Prompt -
Leave out the pictures and copy everything else below exactly.

Extracted records -
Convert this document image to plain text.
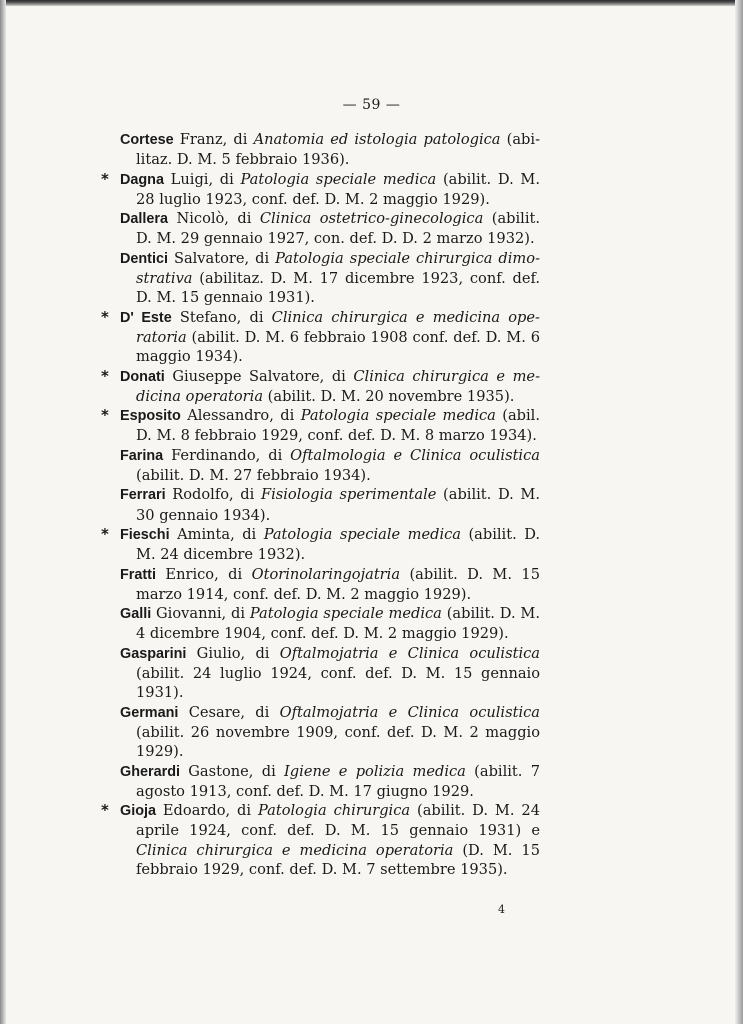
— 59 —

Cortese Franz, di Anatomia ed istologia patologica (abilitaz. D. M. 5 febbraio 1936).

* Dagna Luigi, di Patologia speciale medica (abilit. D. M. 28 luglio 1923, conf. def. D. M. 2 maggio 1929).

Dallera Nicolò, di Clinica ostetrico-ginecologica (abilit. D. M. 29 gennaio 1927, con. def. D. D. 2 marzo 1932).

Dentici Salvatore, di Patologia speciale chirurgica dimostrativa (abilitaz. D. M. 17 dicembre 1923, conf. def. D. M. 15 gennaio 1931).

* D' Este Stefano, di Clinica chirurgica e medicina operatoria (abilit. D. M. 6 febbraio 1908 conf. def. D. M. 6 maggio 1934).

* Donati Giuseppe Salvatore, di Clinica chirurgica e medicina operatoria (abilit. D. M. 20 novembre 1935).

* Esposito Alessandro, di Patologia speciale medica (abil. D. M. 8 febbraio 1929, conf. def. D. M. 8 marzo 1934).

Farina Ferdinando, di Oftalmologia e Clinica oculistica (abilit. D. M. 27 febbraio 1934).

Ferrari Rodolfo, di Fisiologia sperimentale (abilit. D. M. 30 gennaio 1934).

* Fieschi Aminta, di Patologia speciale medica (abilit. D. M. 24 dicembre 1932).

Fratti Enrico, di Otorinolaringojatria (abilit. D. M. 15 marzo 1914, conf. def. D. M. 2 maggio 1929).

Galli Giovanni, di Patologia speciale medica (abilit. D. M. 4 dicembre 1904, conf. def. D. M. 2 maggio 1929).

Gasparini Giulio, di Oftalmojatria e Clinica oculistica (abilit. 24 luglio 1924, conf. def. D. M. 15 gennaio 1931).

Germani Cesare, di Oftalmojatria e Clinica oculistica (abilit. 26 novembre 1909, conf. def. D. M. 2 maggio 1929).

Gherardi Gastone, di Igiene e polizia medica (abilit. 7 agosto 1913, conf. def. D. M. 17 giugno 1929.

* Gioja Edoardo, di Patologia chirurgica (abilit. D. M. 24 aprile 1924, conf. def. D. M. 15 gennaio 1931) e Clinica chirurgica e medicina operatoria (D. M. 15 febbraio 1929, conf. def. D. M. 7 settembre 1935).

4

Complete answer -
Convert this document image to plain text.
— 59 —

Cortese Franz, di Anatomia ed istologia patologica (abilitaz. D. M. 5 febbraio 1936).

* Dagna Luigi, di Patologia speciale medica (abilit. D. M. 28 luglio 1923, conf. def. D. M. 2 maggio 1929).

Dallera Nicolò, di Clinica ostetrico-ginecologica (abilit. D. M. 29 gennaio 1927, con. def. D. D. 2 marzo 1932).

Dentici Salvatore, di Patologia speciale chirurgica dimostrativa (abilitaz. D. M. 17 dicembre 1923, conf. def. D. M. 15 gennaio 1931).

* D' Este Stefano, di Clinica chirurgica e medicina operatoria (abilit. D. M. 6 febbraio 1908 conf. def. D. M. 6 maggio 1934).

* Donati Giuseppe Salvatore, di Clinica chirurgica e medicina operatoria (abilit. D. M. 20 novembre 1935).

* Esposito Alessandro, di Patologia speciale medica (abil. D. M. 8 febbraio 1929, conf. def. D. M. 8 marzo 1934).

Farina Ferdinando, di Oftalmologia e Clinica oculistica (abilit. D. M. 27 febbraio 1934).

Ferrari Rodolfo, di Fisiologia sperimentale (abilit. D. M. 30 gennaio 1934).

* Fieschi Aminta, di Patologia speciale medica (abilit. D. M. 24 dicembre 1932).

Fratti Enrico, di Otorinolaringojatria (abilit. D. M. 15 marzo 1914, conf. def. D. M. 2 maggio 1929).

Galli Giovanni, di Patologia speciale medica (abilit. D. M. 4 dicembre 1904, conf. def. D. M. 2 maggio 1929).

Gasparini Giulio, di Oftalmojatria e Clinica oculistica (abilit. 24 luglio 1924, conf. def. D. M. 15 gennaio 1931).

Germani Cesare, di Oftalmojatria e Clinica oculistica (abilit. 26 novembre 1909, conf. def. D. M. 2 maggio 1929).

Gherardi Gastone, di Igiene e polizia medica (abilit. 7 agosto 1913, conf. def. D. M. 17 giugno 1929.

* Gioja Edoardo, di Patologia chirurgica (abilit. D. M. 24 aprile 1924, conf. def. D. M. 15 gennaio 1931) e Clinica chirurgica e medicina operatoria (D. M. 15 febbraio 1929, conf. def. D. M. 7 settembre 1935).

4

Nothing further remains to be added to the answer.